→ **PROBLEM REQUIREMENTS**:
Replace "quoted-date" with "quoted-timestamp" in the lines from the one with "quoted-tweet[interactable]: Aman Rai" up to and including the one with "reply-button[interactable]: 428 —", and give only those lines, otherwise unchanged.
Start of DATA ENTRIES
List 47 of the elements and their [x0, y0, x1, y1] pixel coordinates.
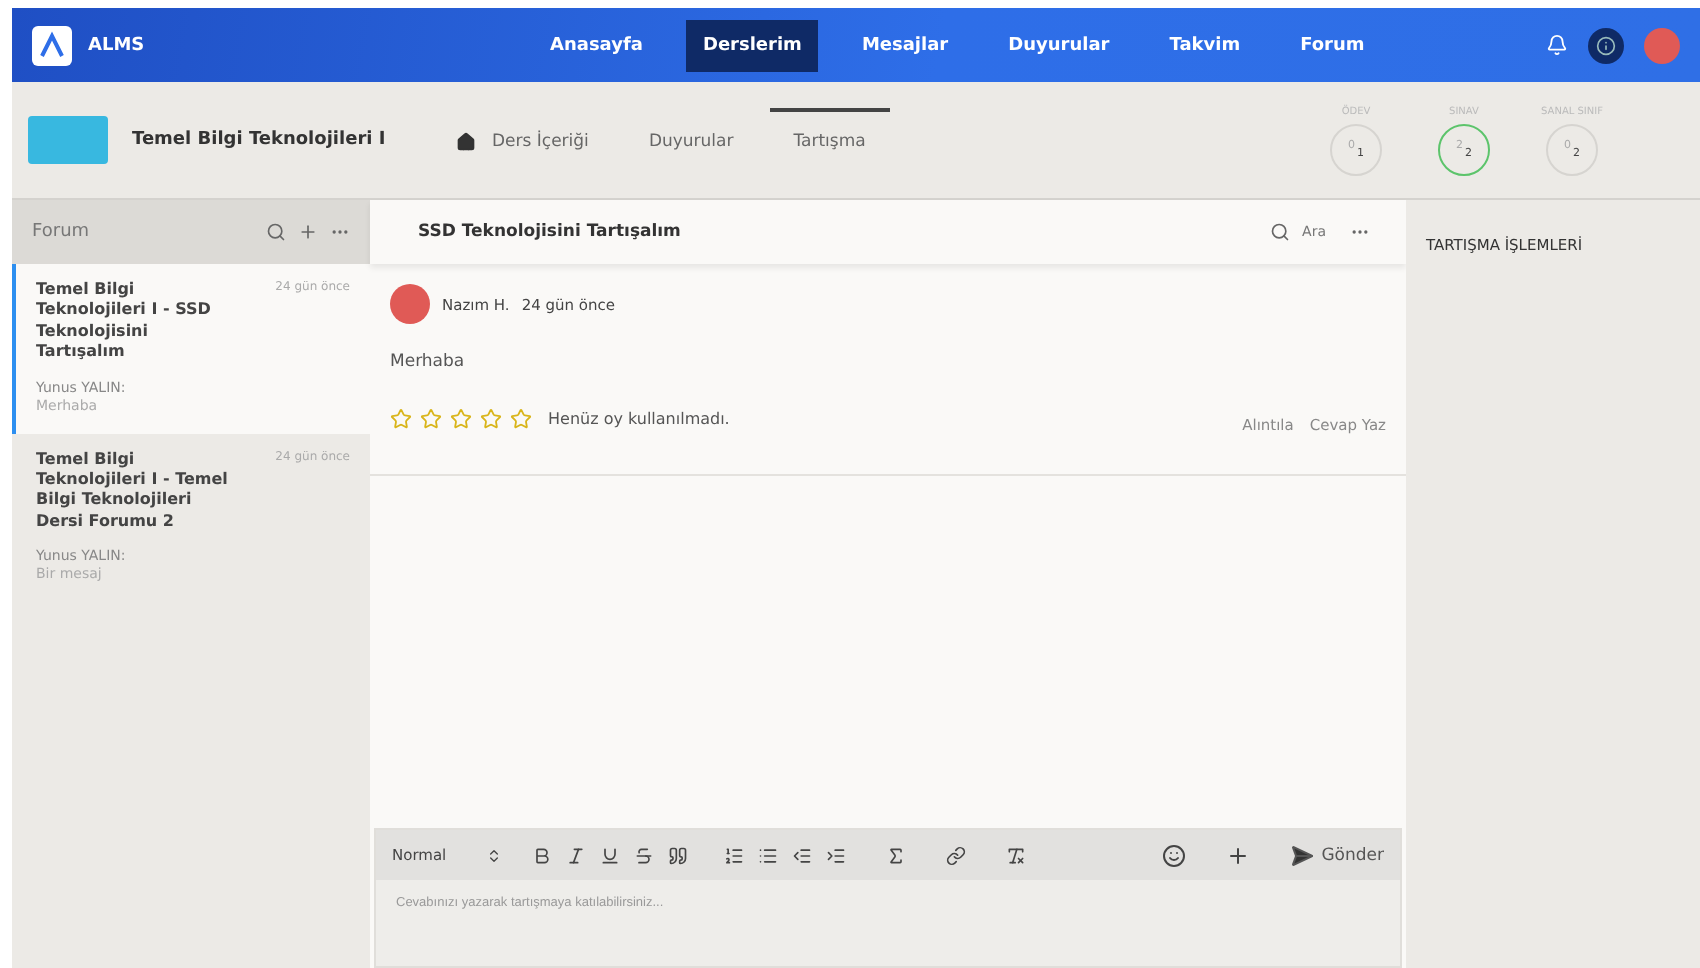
emoji-icon[interactable] — [1161, 843, 1186, 867]
logo-text: ALMS — [88, 35, 145, 55]
nav-link[interactable]: Derslerim — [686, 19, 818, 71]
formula-icon[interactable] — [886, 845, 907, 865]
outdent-icon[interactable] — [792, 845, 813, 865]
dropdown-caret-icon — [486, 847, 503, 863]
italic-icon[interactable] — [566, 845, 587, 865]
logo-icon — [32, 25, 72, 65]
link-icon[interactable] — [946, 845, 967, 865]
underline-icon[interactable] — [600, 845, 621, 865]
nav-link[interactable]: Forum — [1284, 19, 1381, 71]
nav-link[interactable]: Takvim — [1153, 19, 1257, 71]
strikethrough-icon[interactable] — [634, 845, 655, 865]
send-button[interactable]: Gönder — [1289, 843, 1384, 867]
course-tab[interactable]: Ders İçeriği — [432, 108, 613, 172]
star-icon[interactable] — [510, 408, 532, 430]
bullet-list-icon[interactable] — [758, 845, 779, 865]
star-icon[interactable] — [390, 408, 412, 430]
thread-title: Temel Bilgi Teknolojileri I - Temel Bilgi Teknolojileri Dersi Forumu 2 — [36, 449, 230, 533]
indent-icon[interactable] — [826, 845, 847, 865]
nav-link[interactable]: Anasayfa — [534, 19, 659, 71]
send-icon — [1289, 843, 1314, 867]
clear-format-icon[interactable] — [1006, 845, 1027, 865]
nav-link[interactable]: Duyurular — [992, 19, 1126, 71]
star-icon[interactable] — [450, 408, 472, 430]
discussion-title: SSD Teknolojisini Tartışalım — [418, 222, 681, 242]
plus-icon[interactable] — [298, 222, 318, 242]
forum-title: Forum — [32, 222, 90, 242]
course-tab[interactable]: Tartışma — [769, 108, 890, 172]
ordered-list-icon[interactable] — [724, 845, 745, 865]
nav-link[interactable]: Mesajlar — [845, 19, 965, 71]
course-tab[interactable]: Duyurular — [624, 108, 758, 172]
course-title: Temel Bilgi Teknolojileri I — [132, 130, 388, 150]
bell-icon[interactable] — [1546, 34, 1568, 56]
search-icon[interactable] — [1270, 222, 1291, 242]
star-icon[interactable] — [480, 408, 502, 430]
thread-title: Temel Bilgi Teknolojileri I - SSD Teknolojisini Tartışalım — [36, 280, 213, 364]
bold-icon[interactable] — [532, 845, 553, 865]
star-icon[interactable] — [420, 408, 442, 430]
post-body: Merhaba — [390, 352, 467, 372]
course-thumbnail — [28, 116, 108, 164]
plus-icon[interactable] — [1225, 843, 1250, 867]
search-icon[interactable] — [266, 222, 286, 242]
quote-icon[interactable] — [668, 845, 689, 865]
author-avatar — [390, 284, 430, 324]
info-badge-icon[interactable] — [1588, 27, 1624, 63]
rating-text: Henüz oy kullanılmadı. — [548, 410, 730, 428]
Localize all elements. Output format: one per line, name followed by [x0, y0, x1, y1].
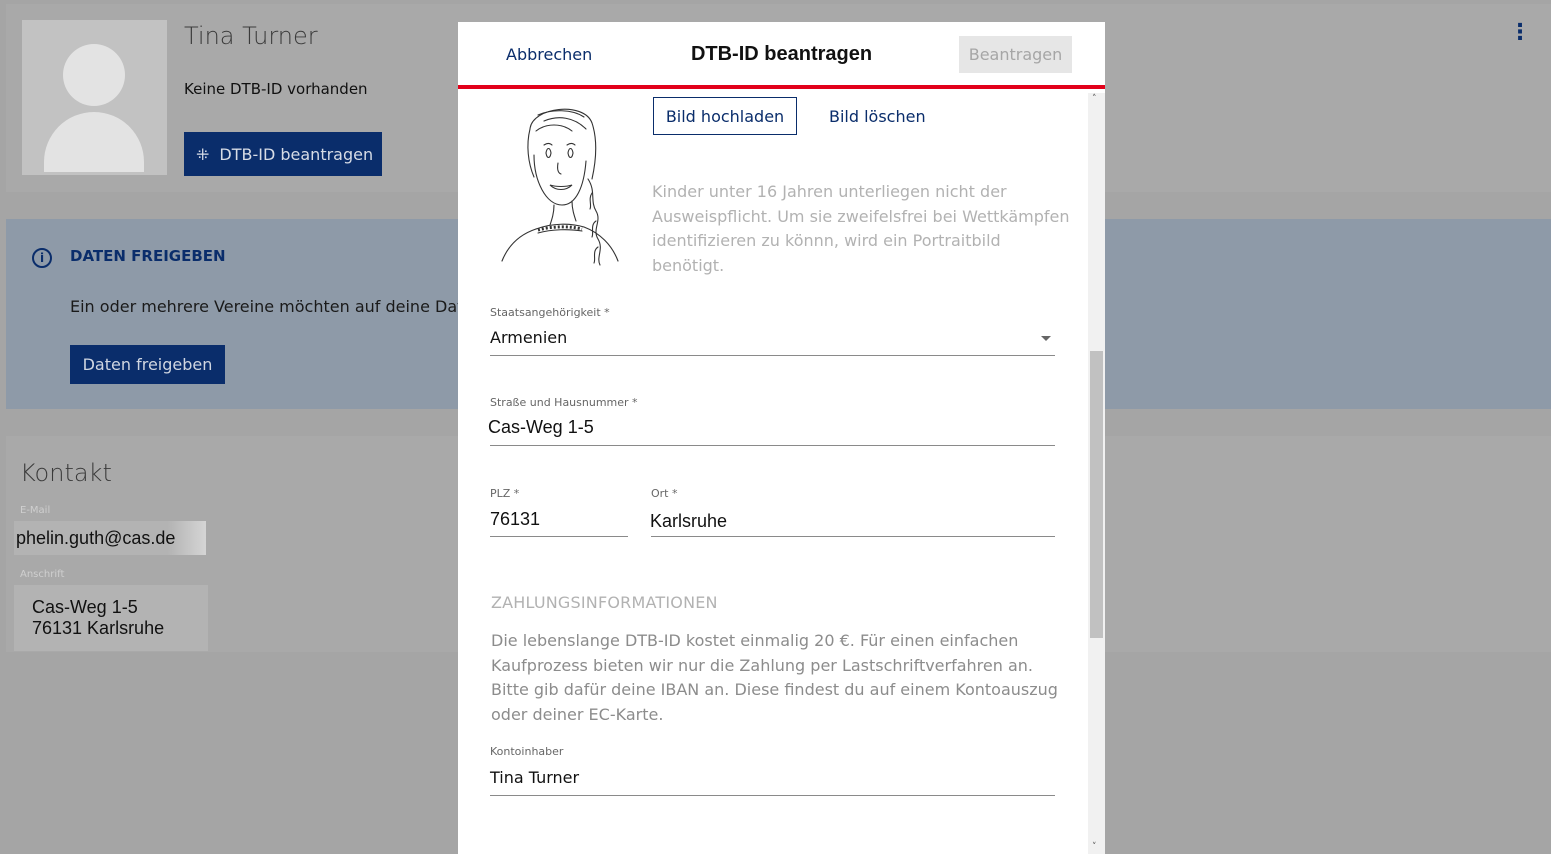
info-icon: i: [32, 248, 52, 268]
avatar-body-shape: [44, 112, 144, 172]
share-data-button[interactable]: Daten freigeben: [70, 345, 225, 384]
scroll-up-icon[interactable]: ˄: [1092, 95, 1101, 104]
apply-dtb-id-button[interactable]: ⁜ DTB-ID beantragen: [184, 132, 382, 176]
dropdown-arrow-icon[interactable]: [1041, 336, 1051, 341]
nationality-select[interactable]: Armenien: [490, 328, 567, 347]
email-value: phelin.guth@cas.de: [14, 521, 206, 555]
address-line-street: Cas-Weg 1-5: [32, 597, 138, 617]
id-card-icon: ⁜: [196, 144, 210, 164]
portrait-image: [501, 108, 619, 266]
profile-name: Tina Turner: [184, 22, 318, 50]
nationality-label: Staatsangehörigkeit *: [490, 306, 610, 319]
street-underline: [490, 445, 1055, 446]
account-holder-input[interactable]: Tina Turner: [490, 768, 579, 787]
payment-info-text: Die lebenslange DTB-ID kostet einmalig 2…: [491, 631, 1058, 724]
street-input[interactable]: Cas-Weg 1-5: [488, 417, 594, 438]
zip-label: PLZ *: [490, 487, 520, 500]
portrait-hint-text: Kinder unter 16 Jahren unterliegen nicht…: [652, 182, 1070, 275]
submit-button[interactable]: Beantragen: [959, 36, 1072, 73]
address-value: Cas-Weg 1-5 76131 Karlsruhe: [14, 585, 208, 651]
apply-dtb-id-button-label: DTB-ID beantragen: [219, 144, 374, 164]
avatar-head-shape: [63, 44, 125, 106]
account-holder-underline: [490, 795, 1055, 796]
avatar: [22, 20, 167, 175]
delete-image-button[interactable]: Bild löschen: [829, 107, 926, 126]
apply-dtb-id-dialog: DTB-ID beantragen Abbrechen Beantragen B…: [458, 22, 1105, 854]
profile-status: Keine DTB-ID vorhanden: [184, 80, 368, 98]
kebab-menu-icon[interactable]: ⋮: [1509, 22, 1531, 44]
street-label: Straße und Hausnummer *: [490, 396, 638, 409]
account-holder-label: Kontoinhaber: [490, 745, 564, 758]
city-input[interactable]: Karlsruhe: [650, 511, 727, 532]
share-data-text: Ein oder mehrere Vereine möchten auf dei…: [70, 297, 484, 316]
zip-underline: [490, 536, 628, 537]
scrollbar-thumb[interactable]: [1090, 351, 1103, 638]
scrollbar[interactable]: ˄ ˅: [1088, 93, 1105, 854]
city-label: Ort *: [651, 487, 678, 500]
upload-image-button[interactable]: Bild hochladen: [653, 97, 797, 135]
scroll-down-icon[interactable]: ˅: [1092, 843, 1101, 852]
email-label: E-Mail: [20, 505, 51, 516]
dialog-scroll-area[interactable]: Bild hochladen Bild löschen Kinder unter…: [458, 93, 1105, 854]
dialog-header: DTB-ID beantragen Abbrechen Beantragen: [458, 22, 1105, 89]
zip-input[interactable]: 76131: [490, 509, 540, 530]
share-data-title: DATEN FREIGEBEN: [70, 247, 226, 265]
cancel-button[interactable]: Abbrechen: [506, 45, 592, 64]
nationality-underline: [490, 355, 1055, 356]
city-underline: [651, 536, 1055, 537]
address-label: Anschrift: [20, 569, 65, 580]
address-line-city: 76131 Karlsruhe: [32, 618, 165, 638]
contact-title: Kontakt: [20, 459, 112, 487]
payment-section-title: ZAHLUNGSINFORMATIONEN: [491, 593, 718, 612]
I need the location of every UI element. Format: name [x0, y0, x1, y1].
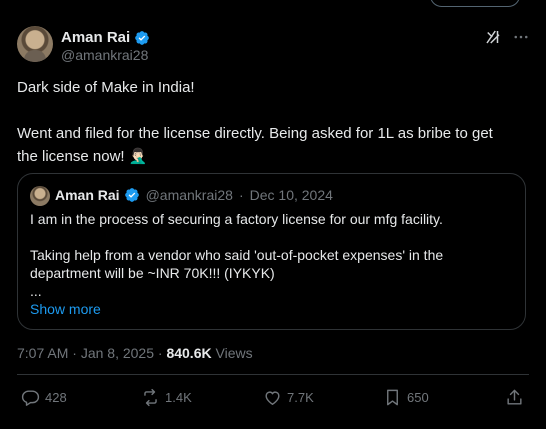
quoted-tweet[interactable]: Aman Rai @amankrai28 · Dec 10, 2024 I am… — [17, 173, 526, 330]
quoted-line: department will be ~INR 70K!!! (IYKYK) — [30, 265, 275, 281]
quoted-text: I am in the process of securing a factor… — [30, 210, 510, 300]
quoted-date: Dec 10, 2024 — [249, 187, 333, 203]
quoted-avatar — [30, 186, 50, 206]
reply-button[interactable]: 428 — [21, 388, 67, 407]
reply-count: 428 — [45, 390, 67, 405]
reply-icon — [21, 390, 40, 406]
action-bar: 428 1.4K 7.7K 650 — [17, 388, 529, 408]
like-icon — [265, 391, 280, 405]
follow-button-edge[interactable] — [430, 0, 520, 7]
like-count: 7.7K — [287, 390, 314, 405]
verified-badge-icon — [124, 188, 139, 202]
bookmark-icon — [387, 389, 398, 406]
tweet-detail: Aman Rai @amankrai28 Dark side of Make i… — [0, 0, 546, 429]
tweet-line: Dark side of Make in India! — [17, 79, 195, 96]
tweet-line: the license now! 🤦🏻‍♂️ — [17, 148, 148, 165]
meta-separator: · — [157, 345, 163, 361]
divider — [17, 374, 529, 375]
tweet-time[interactable]: 7:07 AM — [17, 345, 68, 361]
tweet-meta: 7:07 AM · Jan 8, 2025 · 840.6K Views — [17, 345, 253, 361]
show-more-link[interactable]: Show more — [30, 301, 101, 317]
tweet-line: Went and filed for the license directly.… — [17, 125, 493, 142]
tweet-date[interactable]: Jan 8, 2025 — [81, 345, 154, 361]
quoted-separator: · — [238, 187, 244, 203]
tweet-header: Aman Rai @amankrai28 — [17, 26, 530, 66]
author-name[interactable]: Aman Rai — [61, 29, 130, 46]
share-button[interactable] — [505, 388, 524, 407]
bookmark-button[interactable]: 650 — [383, 388, 429, 407]
quoted-line: I am in the process of securing a factor… — [30, 211, 443, 227]
repost-count: 1.4K — [165, 390, 192, 405]
more-icon[interactable] — [512, 28, 530, 46]
verified-badge-icon — [135, 30, 150, 45]
share-icon — [507, 389, 522, 405]
avatar[interactable] — [17, 26, 53, 62]
author-name-row: Aman Rai — [61, 29, 150, 46]
repost-icon — [144, 388, 157, 407]
quoted-author-name: Aman Rai — [55, 187, 120, 203]
bookmark-count: 650 — [407, 390, 429, 405]
quoted-handle: @amankrai28 — [145, 187, 233, 203]
like-button[interactable]: 7.7K — [263, 388, 314, 407]
views-label: Views — [215, 345, 253, 361]
grok-icon[interactable] — [484, 28, 502, 46]
views-count: 840.6K — [166, 345, 212, 361]
author-handle[interactable]: @amankrai28 — [61, 47, 148, 63]
quoted-header: Aman Rai @amankrai28 · Dec 10, 2024 — [55, 187, 333, 203]
tweet-text: Dark side of Make in India! Went and fil… — [17, 76, 529, 168]
meta-separator: · — [72, 345, 77, 361]
quoted-line: ... — [30, 283, 42, 299]
repost-button[interactable]: 1.4K — [141, 388, 192, 407]
quoted-line: Taking help from a vendor who said 'out-… — [30, 247, 444, 263]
End of DATA ENTRIES
→ **RESULT**:
quoted-tweet[interactable]: Aman Rai @amankrai28 · Dec 10, 2024 I am… — [17, 173, 526, 330]
quoted-line: department will be ~INR 70K!!! (IYKYK) — [30, 265, 275, 281]
quoted-text: I am in the process of securing a factor… — [30, 210, 510, 300]
quoted-timestamp: Dec 10, 2024 — [249, 187, 333, 203]
quoted-avatar — [30, 186, 50, 206]
reply-button[interactable]: 428 — [21, 388, 67, 407]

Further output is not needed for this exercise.